◆ **Exercise directions**
Read the records and gather each line that includes "Stores".

◆ **Records**

◆ ◆ ◆

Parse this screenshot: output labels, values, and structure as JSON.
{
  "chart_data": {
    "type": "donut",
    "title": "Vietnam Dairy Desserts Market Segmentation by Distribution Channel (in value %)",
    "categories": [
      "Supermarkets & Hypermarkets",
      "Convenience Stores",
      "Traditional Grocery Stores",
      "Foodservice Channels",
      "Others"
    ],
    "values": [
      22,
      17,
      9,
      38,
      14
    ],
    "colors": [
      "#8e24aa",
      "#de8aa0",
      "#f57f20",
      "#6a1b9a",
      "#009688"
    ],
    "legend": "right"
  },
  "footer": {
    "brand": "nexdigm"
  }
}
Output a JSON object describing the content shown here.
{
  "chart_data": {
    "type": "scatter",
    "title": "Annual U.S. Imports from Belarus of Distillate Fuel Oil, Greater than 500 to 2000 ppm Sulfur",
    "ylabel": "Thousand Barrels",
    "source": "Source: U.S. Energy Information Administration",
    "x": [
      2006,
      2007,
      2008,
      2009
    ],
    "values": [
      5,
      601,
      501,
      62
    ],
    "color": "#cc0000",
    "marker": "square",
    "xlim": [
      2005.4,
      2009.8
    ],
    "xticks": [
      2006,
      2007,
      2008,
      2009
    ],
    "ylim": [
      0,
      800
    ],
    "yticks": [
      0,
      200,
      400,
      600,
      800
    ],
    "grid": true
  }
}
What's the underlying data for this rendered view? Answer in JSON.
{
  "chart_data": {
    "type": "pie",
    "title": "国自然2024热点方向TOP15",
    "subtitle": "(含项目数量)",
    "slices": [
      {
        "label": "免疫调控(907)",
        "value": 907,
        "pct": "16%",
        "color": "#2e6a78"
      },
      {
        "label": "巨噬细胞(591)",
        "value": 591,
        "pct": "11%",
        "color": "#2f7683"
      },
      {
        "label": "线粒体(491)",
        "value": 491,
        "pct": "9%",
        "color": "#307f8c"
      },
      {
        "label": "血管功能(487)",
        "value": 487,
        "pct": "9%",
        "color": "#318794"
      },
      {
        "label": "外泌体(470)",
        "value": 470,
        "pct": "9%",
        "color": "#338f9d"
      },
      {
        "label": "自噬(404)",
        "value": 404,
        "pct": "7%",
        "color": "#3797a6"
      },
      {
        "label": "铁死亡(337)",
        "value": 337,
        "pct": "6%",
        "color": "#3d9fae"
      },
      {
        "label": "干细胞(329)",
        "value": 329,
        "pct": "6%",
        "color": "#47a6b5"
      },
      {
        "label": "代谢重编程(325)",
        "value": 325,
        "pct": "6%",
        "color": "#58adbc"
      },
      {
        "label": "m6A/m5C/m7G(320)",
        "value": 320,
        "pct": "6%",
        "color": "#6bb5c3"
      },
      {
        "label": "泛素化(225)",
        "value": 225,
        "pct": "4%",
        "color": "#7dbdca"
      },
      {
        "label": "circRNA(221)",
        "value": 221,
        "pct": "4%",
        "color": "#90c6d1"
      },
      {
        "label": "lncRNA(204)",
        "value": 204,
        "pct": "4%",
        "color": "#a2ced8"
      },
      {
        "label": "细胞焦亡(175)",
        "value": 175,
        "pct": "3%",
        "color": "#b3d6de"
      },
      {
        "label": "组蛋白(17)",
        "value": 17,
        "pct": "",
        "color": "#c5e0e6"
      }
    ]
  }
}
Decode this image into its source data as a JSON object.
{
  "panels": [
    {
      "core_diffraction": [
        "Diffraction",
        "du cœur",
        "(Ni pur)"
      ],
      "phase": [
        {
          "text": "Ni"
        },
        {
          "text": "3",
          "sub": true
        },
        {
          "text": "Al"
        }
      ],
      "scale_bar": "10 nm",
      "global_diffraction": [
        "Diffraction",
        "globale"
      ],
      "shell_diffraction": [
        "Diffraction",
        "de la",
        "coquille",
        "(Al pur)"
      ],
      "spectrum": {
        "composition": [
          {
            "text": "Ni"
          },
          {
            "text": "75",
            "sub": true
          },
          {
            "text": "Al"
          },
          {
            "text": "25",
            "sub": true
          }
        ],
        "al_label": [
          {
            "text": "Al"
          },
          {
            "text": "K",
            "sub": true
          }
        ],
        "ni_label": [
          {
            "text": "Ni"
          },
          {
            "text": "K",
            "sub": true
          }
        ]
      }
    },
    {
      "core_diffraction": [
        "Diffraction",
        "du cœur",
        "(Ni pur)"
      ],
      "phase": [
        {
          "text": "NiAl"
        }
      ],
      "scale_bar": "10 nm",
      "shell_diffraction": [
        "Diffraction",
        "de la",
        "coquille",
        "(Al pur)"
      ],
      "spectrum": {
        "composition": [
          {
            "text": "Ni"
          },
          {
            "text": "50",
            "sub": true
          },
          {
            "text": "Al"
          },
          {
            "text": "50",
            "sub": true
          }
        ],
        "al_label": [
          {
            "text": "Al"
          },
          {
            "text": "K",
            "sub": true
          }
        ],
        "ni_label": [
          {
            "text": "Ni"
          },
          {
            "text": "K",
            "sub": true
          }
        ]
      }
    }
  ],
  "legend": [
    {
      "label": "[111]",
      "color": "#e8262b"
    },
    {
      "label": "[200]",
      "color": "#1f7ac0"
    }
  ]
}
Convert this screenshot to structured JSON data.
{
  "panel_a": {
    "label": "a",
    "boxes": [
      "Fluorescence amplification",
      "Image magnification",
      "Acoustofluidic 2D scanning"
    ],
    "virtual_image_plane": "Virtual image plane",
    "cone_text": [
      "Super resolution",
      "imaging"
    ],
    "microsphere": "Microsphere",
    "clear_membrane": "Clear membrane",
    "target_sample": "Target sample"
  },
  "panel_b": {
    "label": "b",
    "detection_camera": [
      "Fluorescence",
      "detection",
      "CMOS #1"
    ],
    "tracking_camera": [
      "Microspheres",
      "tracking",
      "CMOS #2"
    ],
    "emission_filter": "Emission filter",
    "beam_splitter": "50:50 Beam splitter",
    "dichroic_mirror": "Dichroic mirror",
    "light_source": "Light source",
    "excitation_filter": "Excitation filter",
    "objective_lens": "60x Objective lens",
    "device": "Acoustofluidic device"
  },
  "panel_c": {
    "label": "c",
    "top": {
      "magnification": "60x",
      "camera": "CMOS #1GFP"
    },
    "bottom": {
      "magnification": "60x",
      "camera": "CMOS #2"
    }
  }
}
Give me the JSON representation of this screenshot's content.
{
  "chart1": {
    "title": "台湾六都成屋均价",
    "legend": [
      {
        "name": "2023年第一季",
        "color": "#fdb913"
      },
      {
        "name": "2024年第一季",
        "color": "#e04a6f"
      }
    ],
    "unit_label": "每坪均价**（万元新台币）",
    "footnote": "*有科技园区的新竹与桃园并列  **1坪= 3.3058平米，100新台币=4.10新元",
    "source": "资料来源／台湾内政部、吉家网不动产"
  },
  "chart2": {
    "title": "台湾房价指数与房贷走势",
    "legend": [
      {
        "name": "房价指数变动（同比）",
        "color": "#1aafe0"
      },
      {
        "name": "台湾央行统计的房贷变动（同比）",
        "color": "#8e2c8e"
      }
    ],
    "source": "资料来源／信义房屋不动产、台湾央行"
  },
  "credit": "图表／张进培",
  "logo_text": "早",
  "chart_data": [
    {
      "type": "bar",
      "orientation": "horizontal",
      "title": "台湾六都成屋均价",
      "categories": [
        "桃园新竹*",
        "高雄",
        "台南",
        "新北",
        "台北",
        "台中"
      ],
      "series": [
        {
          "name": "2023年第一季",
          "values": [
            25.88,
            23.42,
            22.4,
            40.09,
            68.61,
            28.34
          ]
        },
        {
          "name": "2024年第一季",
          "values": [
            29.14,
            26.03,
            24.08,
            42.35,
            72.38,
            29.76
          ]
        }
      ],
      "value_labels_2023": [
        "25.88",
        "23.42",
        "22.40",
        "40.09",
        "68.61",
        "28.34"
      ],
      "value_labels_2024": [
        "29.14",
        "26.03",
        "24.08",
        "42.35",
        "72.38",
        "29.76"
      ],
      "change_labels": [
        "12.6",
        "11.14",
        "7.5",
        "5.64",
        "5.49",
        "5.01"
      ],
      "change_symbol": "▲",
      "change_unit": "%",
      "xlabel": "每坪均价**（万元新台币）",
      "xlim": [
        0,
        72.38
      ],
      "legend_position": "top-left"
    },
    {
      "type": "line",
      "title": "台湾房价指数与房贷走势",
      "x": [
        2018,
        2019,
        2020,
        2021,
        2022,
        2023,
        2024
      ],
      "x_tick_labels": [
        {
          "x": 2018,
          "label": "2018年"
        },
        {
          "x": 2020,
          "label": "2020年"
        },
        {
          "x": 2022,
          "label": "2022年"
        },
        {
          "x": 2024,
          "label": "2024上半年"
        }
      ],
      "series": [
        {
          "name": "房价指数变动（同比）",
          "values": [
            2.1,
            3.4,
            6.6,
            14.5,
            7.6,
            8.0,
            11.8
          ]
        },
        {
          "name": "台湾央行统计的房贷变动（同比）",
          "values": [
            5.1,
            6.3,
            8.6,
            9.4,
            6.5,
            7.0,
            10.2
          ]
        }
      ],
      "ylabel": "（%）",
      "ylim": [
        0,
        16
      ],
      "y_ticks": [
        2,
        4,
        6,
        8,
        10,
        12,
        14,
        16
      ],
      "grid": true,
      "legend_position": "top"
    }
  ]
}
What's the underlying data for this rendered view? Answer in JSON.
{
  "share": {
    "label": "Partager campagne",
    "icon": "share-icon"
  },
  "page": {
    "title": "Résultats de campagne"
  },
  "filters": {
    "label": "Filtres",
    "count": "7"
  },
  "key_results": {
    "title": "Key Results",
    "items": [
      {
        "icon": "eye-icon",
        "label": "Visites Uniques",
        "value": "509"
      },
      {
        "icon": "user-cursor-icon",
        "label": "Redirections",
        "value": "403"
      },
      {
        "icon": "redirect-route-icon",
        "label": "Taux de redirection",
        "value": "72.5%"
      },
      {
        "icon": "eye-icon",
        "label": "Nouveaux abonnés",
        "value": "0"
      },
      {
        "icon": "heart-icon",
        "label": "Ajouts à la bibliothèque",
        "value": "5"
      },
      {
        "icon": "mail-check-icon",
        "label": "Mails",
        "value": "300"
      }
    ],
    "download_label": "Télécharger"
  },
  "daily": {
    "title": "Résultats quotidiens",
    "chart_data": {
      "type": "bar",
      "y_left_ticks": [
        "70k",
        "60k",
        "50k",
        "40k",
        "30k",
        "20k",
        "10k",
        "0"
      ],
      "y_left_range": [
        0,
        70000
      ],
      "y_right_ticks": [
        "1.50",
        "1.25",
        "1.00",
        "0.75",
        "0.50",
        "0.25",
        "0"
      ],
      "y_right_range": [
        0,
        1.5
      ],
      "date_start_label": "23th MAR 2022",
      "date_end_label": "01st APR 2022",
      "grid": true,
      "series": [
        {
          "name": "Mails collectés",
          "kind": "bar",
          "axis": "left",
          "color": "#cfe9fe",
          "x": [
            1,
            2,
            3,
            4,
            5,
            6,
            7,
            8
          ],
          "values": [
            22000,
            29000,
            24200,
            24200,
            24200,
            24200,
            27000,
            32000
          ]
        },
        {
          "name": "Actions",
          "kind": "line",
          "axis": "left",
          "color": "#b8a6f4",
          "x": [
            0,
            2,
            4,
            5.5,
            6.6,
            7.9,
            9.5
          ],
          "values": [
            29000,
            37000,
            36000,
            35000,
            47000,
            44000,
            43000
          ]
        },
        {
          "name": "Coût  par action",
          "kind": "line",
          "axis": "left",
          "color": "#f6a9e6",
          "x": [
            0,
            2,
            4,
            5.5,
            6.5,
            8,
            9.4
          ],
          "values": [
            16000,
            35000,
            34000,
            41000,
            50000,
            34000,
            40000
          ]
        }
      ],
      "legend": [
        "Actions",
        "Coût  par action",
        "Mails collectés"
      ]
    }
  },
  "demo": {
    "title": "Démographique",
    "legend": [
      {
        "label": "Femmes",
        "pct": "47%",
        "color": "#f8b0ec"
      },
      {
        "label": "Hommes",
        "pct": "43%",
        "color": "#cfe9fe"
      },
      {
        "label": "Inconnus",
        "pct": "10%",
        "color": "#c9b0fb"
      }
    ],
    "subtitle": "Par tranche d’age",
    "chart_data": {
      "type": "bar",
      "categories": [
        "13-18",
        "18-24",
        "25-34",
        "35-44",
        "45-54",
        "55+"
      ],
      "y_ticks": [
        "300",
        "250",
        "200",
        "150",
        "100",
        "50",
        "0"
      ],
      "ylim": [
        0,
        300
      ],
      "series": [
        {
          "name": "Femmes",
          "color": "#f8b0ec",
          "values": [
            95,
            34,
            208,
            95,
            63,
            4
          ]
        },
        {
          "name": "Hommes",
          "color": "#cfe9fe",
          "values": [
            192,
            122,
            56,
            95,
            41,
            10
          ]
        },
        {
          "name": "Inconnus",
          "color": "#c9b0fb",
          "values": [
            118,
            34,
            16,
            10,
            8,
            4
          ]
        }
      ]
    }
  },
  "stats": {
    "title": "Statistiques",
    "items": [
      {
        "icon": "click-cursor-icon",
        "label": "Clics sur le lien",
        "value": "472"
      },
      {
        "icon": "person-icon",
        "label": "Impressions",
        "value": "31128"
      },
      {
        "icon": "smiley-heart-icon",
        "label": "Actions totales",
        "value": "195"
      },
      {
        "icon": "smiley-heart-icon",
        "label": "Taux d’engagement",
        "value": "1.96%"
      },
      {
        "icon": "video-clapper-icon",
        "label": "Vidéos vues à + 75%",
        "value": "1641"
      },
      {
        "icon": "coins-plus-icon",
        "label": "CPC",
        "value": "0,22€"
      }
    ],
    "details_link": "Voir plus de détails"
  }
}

◆ ◆ ◆

◆ **Solution**
      "Convenience Stores",
      "Traditional Grocery Stores",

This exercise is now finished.